[Page text entries]
*****

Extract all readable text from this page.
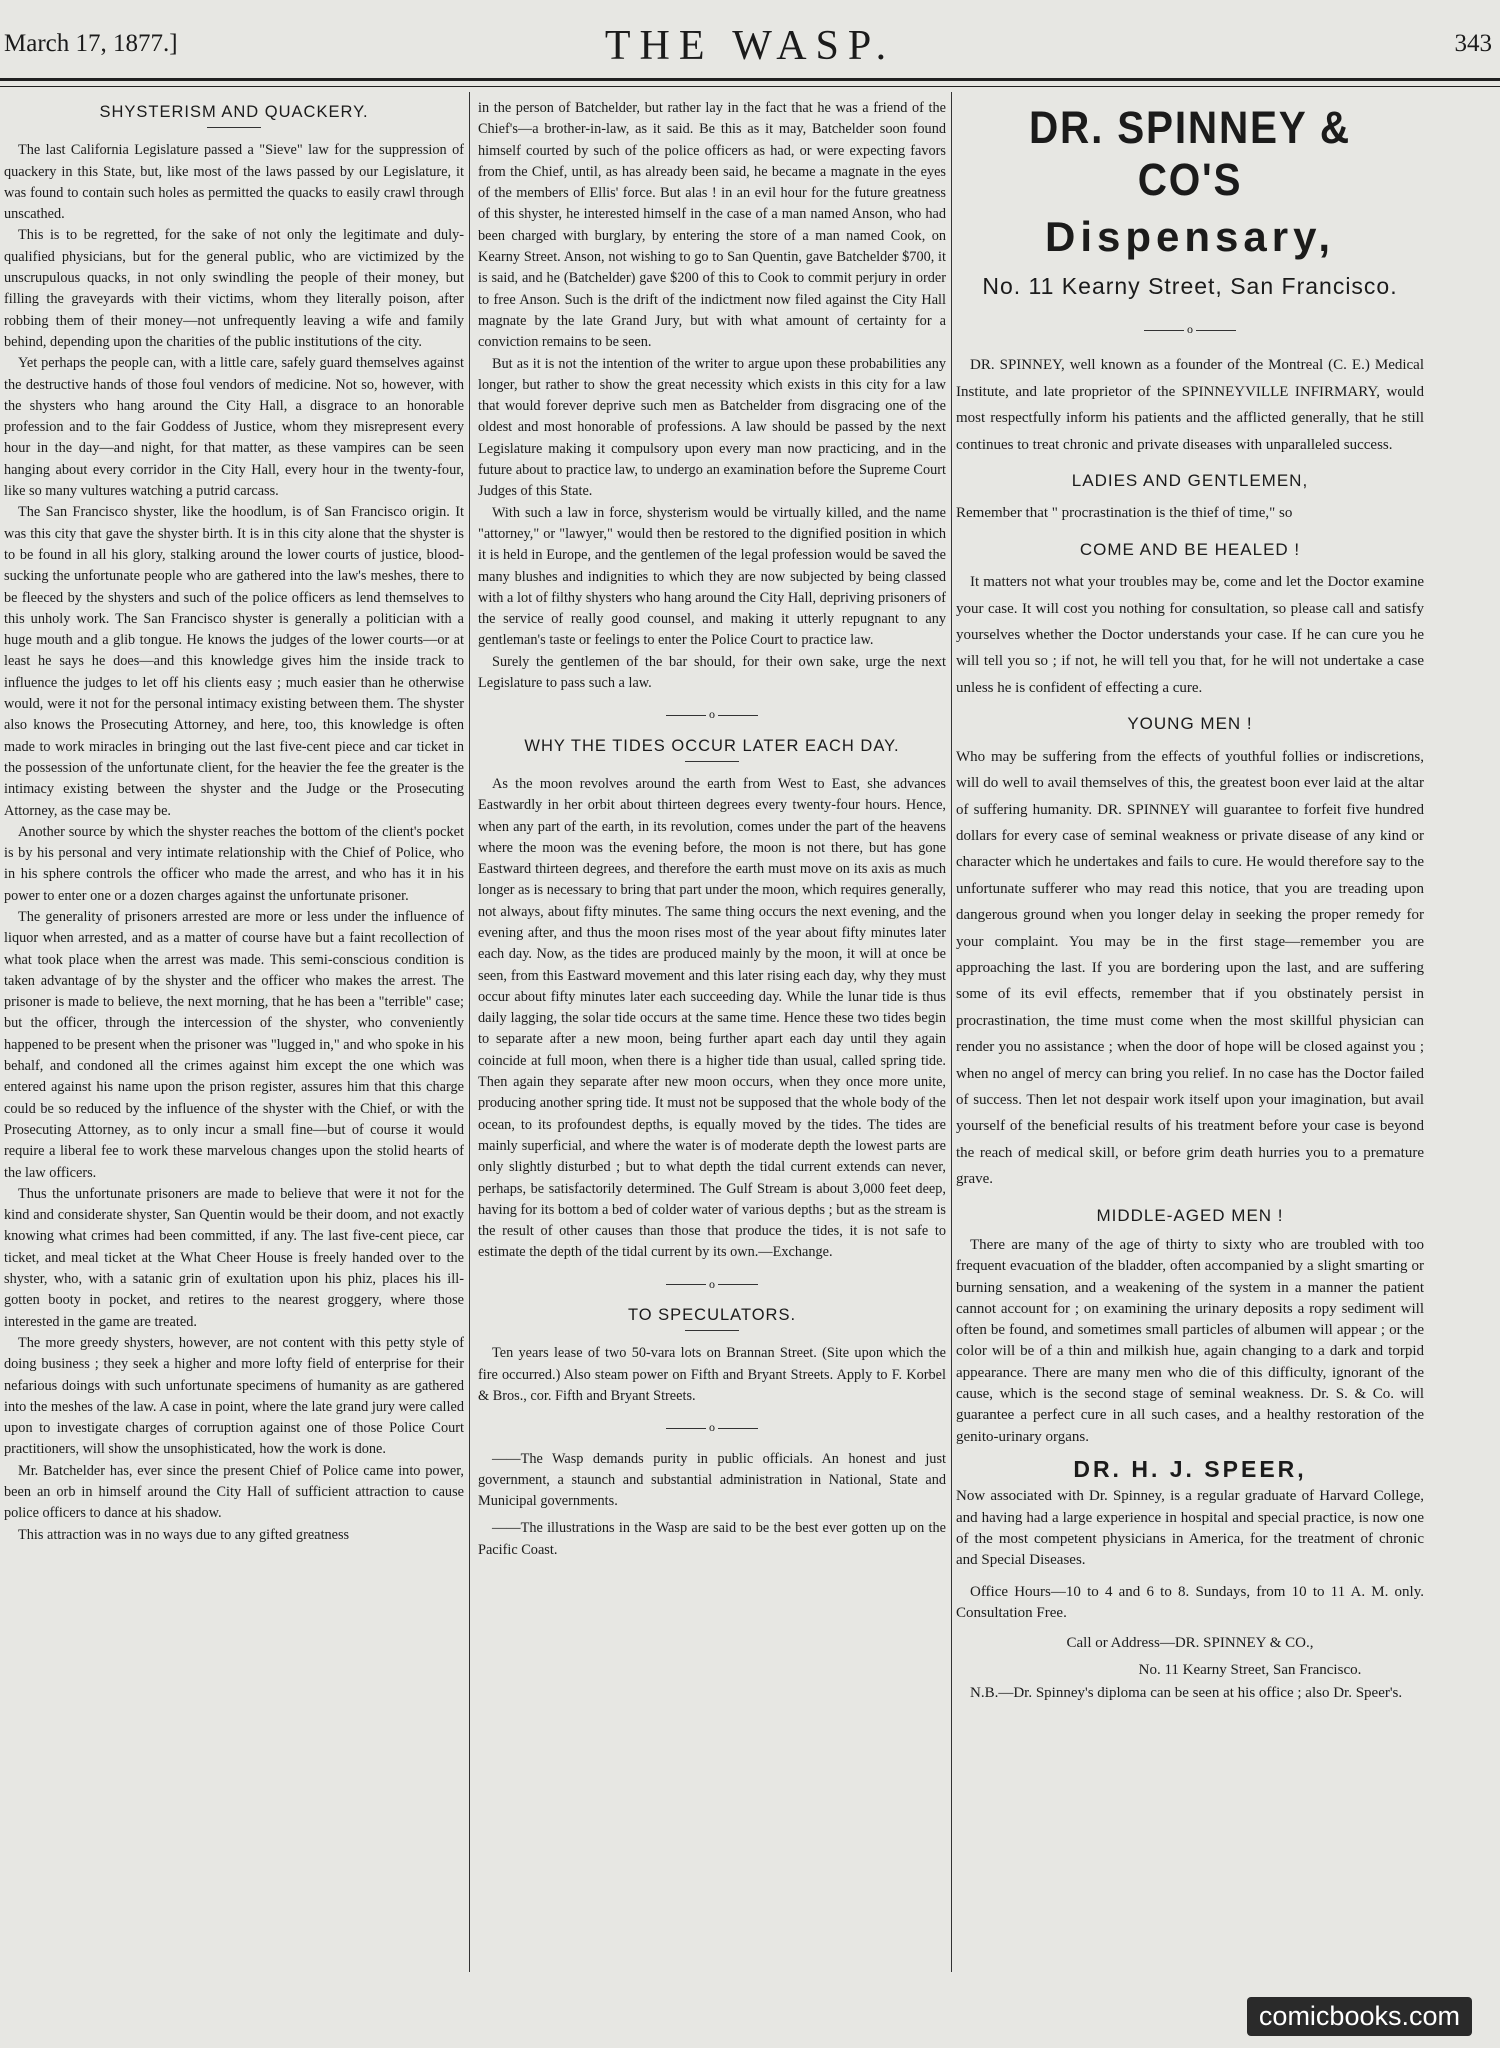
March 17, 1877.]	THE WASP.	343
SHYSTERISM AND QUACKERY.

The last California Legislature passed a "Sieve" law for the suppression of quackery in this State, but, like most of the laws passed by our Legislature, it was found to contain such holes as permitted the quacks to easily crawl through unscathed.

This is to be regretted, for the sake of not only the legitimate and duly-qualified physicians, but for the general public, who are victimized by the unscrupulous quacks, in not only swindling the people of their money, but filling the graveyards with their victims, whom they literally poison, after robbing them of their money—not unfrequently leaving a wife and family behind, depending upon the charities of the public institutions of the city.

Yet perhaps the people can, with a little care, safely guard themselves against the destructive hands of those foul vendors of medicine. Not so, however, with the shysters who hang around the City Hall, a disgrace to an honorable profession and to the fair Goddess of Justice, whom they misrepresent every hour in the day—and night, for that matter, as these vampires can be seen hanging about every corridor in the City Hall, every hour in the twenty-four, like so many vultures watching a putrid carcass.

The San Francisco shyster, like the hoodlum, is of San Francisco origin. It was this city that gave the shyster birth. It is in this city alone that the shyster is to be found in all his glory, stalking around the lower courts of justice, blood-sucking the unfortunate people who are gathered into the law's meshes, there to be fleeced by the shysters and such of the police officers as lend themselves to this unholy work. The San Francisco shyster is generally a politician with a huge mouth and a glib tongue. He knows the judges of the lower courts—or at least he says he does—and this knowledge gives him the inside track to influence the judges to let off his clients easy ; much easier than he otherwise would, were it not for the personal intimacy existing between them. The shyster also knows the Prosecuting Attorney, and here, too, this knowledge is often made to work miracles in bringing out the last five-cent piece and car ticket in the possession of the unfortunate client, for the heavier the fee the greater is the intimacy existing between the shyster and the Judge or the Prosecuting Attorney, as the case may be.

Another source by which the shyster reaches the bottom of the client's pocket is by his personal and very intimate relationship with the Chief of Police, who in his sphere controls the officer who made the arrest, and who has it in his power to enter one or a dozen charges against the unfortunate prisoner.

The generality of prisoners arrested are more or less under the influence of liquor when arrested, and as a matter of course have but a faint recollection of what took place when the arrest was made. This semi-conscious condition is taken advantage of by the shyster and the officer who makes the arrest. The prisoner is made to believe, the next morning, that he has been a "terrible" case; but the officer, through the intercession of the shyster, who conveniently happened to be present when the prisoner was "lugged in," and who spoke in his behalf, and condoned all the crimes against him except the one which was entered against his name upon the prison register, assures him that this charge could be so reduced by the influence of the shyster with the Chief, or with the Prosecuting Attorney, as to only incur a small fine—but of course it would require a liberal fee to work these marvelous changes upon the stolid hearts of the law officers.

Thus the unfortunate prisoners are made to believe that were it not for the kind and considerate shyster, San Quentin would be their doom, and not exactly knowing what crimes had been committed, if any. The last five-cent piece, car ticket, and meal ticket at the What Cheer House is freely handed over to the shyster, who, with a satanic grin of exultation upon his phiz, places his ill-gotten booty in pocket, and retires to the nearest groggery, where those interested in the game are treated.

The more greedy shysters, however, are not content with this petty style of doing business ; they seek a higher and more lofty field of enterprise for their nefarious doings with such unfortunate specimens of humanity as are gathered into the meshes of the law. A case in point, where the late grand jury were called upon to investigate charges of corruption against one of those Police Court practitioners, will show the unsophisticated, how the work is done.

Mr. Batchelder has, ever since the present Chief of Police came into power, been an orb in himself around the City Hall of sufficient attraction to cause police officers to dance at his shadow.

This attraction was in no ways due to any gifted greatness

in the person of Batchelder, but rather lay in the fact that he was a friend of the Chief's—a brother-in-law, as it said. Be this as it may, Batchelder soon found himself courted by such of the police officers as had, or were expecting favors from the Chief, until, as has already been said, he became a magnate in the eyes of the members of Ellis' force. But alas ! in an evil hour for the future greatness of this shyster, he interested himself in the case of a man named Anson, who had been charged with burglary, by entering the store of a man named Cook, on Kearny Street. Anson, not wishing to go to San Quentin, gave Batchelder $700, it is said, and he (Batchelder) gave $200 of this to Cook to commit perjury in order to free Anson. Such is the drift of the indictment now filed against the City Hall magnate by the late Grand Jury, but with what amount of certainty for a conviction remains to be seen.

But as it is not the intention of the writer to argue upon these probabilities any longer, but rather to show the great necessity which exists in this city for a law that would forever deprive such men as Batchelder from disgracing one of the oldest and most honorable of professions. A law should be passed by the next Legislature making it compulsory upon every man now practicing, and in the future about to practice law, to undergo an examination before the Supreme Court Judges of this State.

With such a law in force, shysterism would be virtually killed, and the name "attorney," or "lawyer," would then be restored to the dignified position in which it is held in Europe, and the gentlemen of the legal profession would be saved the many blushes and indignities to which they are now subjected by being classed with a lot of filthy shysters who hang around the City Hall, depriving prisoners of the service of really good counsel, and making it utterly repugnant to any gentleman's taste or feelings to enter the Police Court to practice law.

Surely the gentlemen of the bar should, for their own sake, urge the next Legislature to pass such a law.

o
WHY THE TIDES OCCUR LATER EACH DAY.

As the moon revolves around the earth from West to East, she advances Eastwardly in her orbit about thirteen degrees every twenty-four hours. Hence, when any part of the earth, in its revolution, comes under the part of the heavens where the moon was the evening before, the moon is not there, but has gone Eastward thirteen degrees, and therefore the earth must move on its axis as much longer as is necessary to bring that part under the moon, which requires generally, not always, about fifty minutes. The same thing occurs the next evening, and the evening after, and thus the moon rises most of the year about fifty minutes later each day. Now, as the tides are produced mainly by the moon, it will at once be seen, from this Eastward movement and this later rising each day, why they must occur about fifty minutes later each succeeding day. While the lunar tide is thus daily lagging, the solar tide occurs at the same time. Hence these two tides begin to separate after a new moon, being further apart each day until they again coincide at full moon, when there is a higher tide than usual, called spring tide. Then again they separate after new moon occurs, when they once more unite, producing another spring tide. It must not be supposed that the whole body of the ocean, to its profoundest depths, is equally moved by the tides. The tides are mainly superficial, and where the water is of moderate depth the lowest parts are only slightly disturbed ; but to what depth the tidal current extends can never, perhaps, be satisfactorily determined. The Gulf Stream is about 3,000 feet deep, having for its bottom a bed of colder water of various depths ; but as the stream is the result of other causes than those that produce the tides, it is not safe to estimate the depth of the tidal current by its own.—Exchange.

o
TO SPECULATORS.

Ten years lease of two 50-vara lots on Brannan Street. (Site upon which the fire occurred.) Also steam power on Fifth and Bryant Streets. Apply to F. Korbel & Bros., cor. Fifth and Bryant Streets.

o

——The Wasp demands purity in public officials. An honest and just government, a staunch and substantial administration in National, State and Municipal governments.

——The illustrations in the Wasp are said to be the best ever gotten up on the Pacific Coast.

DR. SPINNEY & CO'S
Dispensary,
No. 11 Kearny Street, San Francisco.
o

DR. SPINNEY, well known as a founder of the Montreal (C. E.) Medical Institute, and late proprietor of the SPINNEYVILLE INFIRMARY, would most respectfully inform his patients and the afflicted generally, that he still continues to treat chronic and private diseases with unparalleled success.

LADIES AND GENTLEMEN,

Remember that " procrastination is the thief of time," so

COME AND BE HEALED !

It matters not what your troubles may be, come and let the Doctor examine your case. It will cost you nothing for consultation, so please call and satisfy yourselves whether the Doctor understands your case. If he can cure you he will tell you so ; if not, he will tell you that, for he will not undertake a case unless he is confident of effecting a cure.

YOUNG MEN !

Who may be suffering from the effects of youthful follies or indiscretions, will do well to avail themselves of this, the greatest boon ever laid at the altar of suffering humanity. DR. SPINNEY will guarantee to forfeit five hundred dollars for every case of seminal weakness or private disease of any kind or character which he undertakes and fails to cure. He would therefore say to the unfortunate sufferer who may read this notice, that you are treading upon dangerous ground when you longer delay in seeking the proper remedy for your complaint. You may be in the first stage—remember you are approaching the last. If you are bordering upon the last, and are suffering some of its evil effects, remember that if you obstinately persist in procrastination, the time must come when the most skillful physician can render you no assistance ; when the door of hope will be closed against you ; when no angel of mercy can bring you relief. In no case has the Doctor failed of success. Then let not despair work itself upon your imagination, but avail yourself of the beneficial results of his treatment before your case is beyond the reach of medical skill, or before grim death hurries you to a premature grave.

MIDDLE-AGED MEN !

There are many of the age of thirty to sixty who are troubled with too frequent evacuation of the bladder, often accompanied by a slight smarting or burning sensation, and a weakening of the system in a manner the patient cannot account for ; on examining the urinary deposits a ropy sediment will often be found, and sometimes small particles of albumen will appear ; or the color will be of a thin and milkish hue, again changing to a dark and torpid appearance. There are many men who die of this difficulty, ignorant of the cause, which is the second stage of seminal weakness. Dr. S. & Co. will guarantee a perfect cure in all such cases, and a healthy restoration of the genito-urinary organs.

DR. H. J. SPEER,

Now associated with Dr. Spinney, is a regular graduate of Harvard College, and having had a large experience in hospital and special practice, is now one of the most competent physicians in America, for the treatment of chronic and Special Diseases.

Office Hours—10 to 4 and 6 to 8. Sundays, from 10 to 11 A. M. only. Consultation Free.

Call or Address—DR. SPINNEY & CO.,
No. 11 Kearny Street, San Francisco.

N.B.—Dr. Spinney's diploma can be seen at his office ; also Dr. Speer's.

comicbooks.com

*****

Search the entries for the string "pocket" and return each line where it turns up.

• Output below
Another source by which the shyster reaches the bottom of the client's pocket is by his personal and very intimate relationship with the Chief of Police, who in his sphere controls the officer who made the arrest, and who has it in his power to enter one or a dozen charges against the unfortunate prisoner.
Thus the unfortunate prisoners are made to believe that were it not for the kind and considerate shyster, San Quentin would be their doom, and not exactly knowing what crimes had been committed, if any. The last five-cent piece, car ticket, and meal ticket at the What Cheer House is freely handed over to the shyster, who, with a satanic grin of exultation upon his phiz, places his ill-gotten booty in pocket, and retires to the nearest groggery, where those interested in the game are treated.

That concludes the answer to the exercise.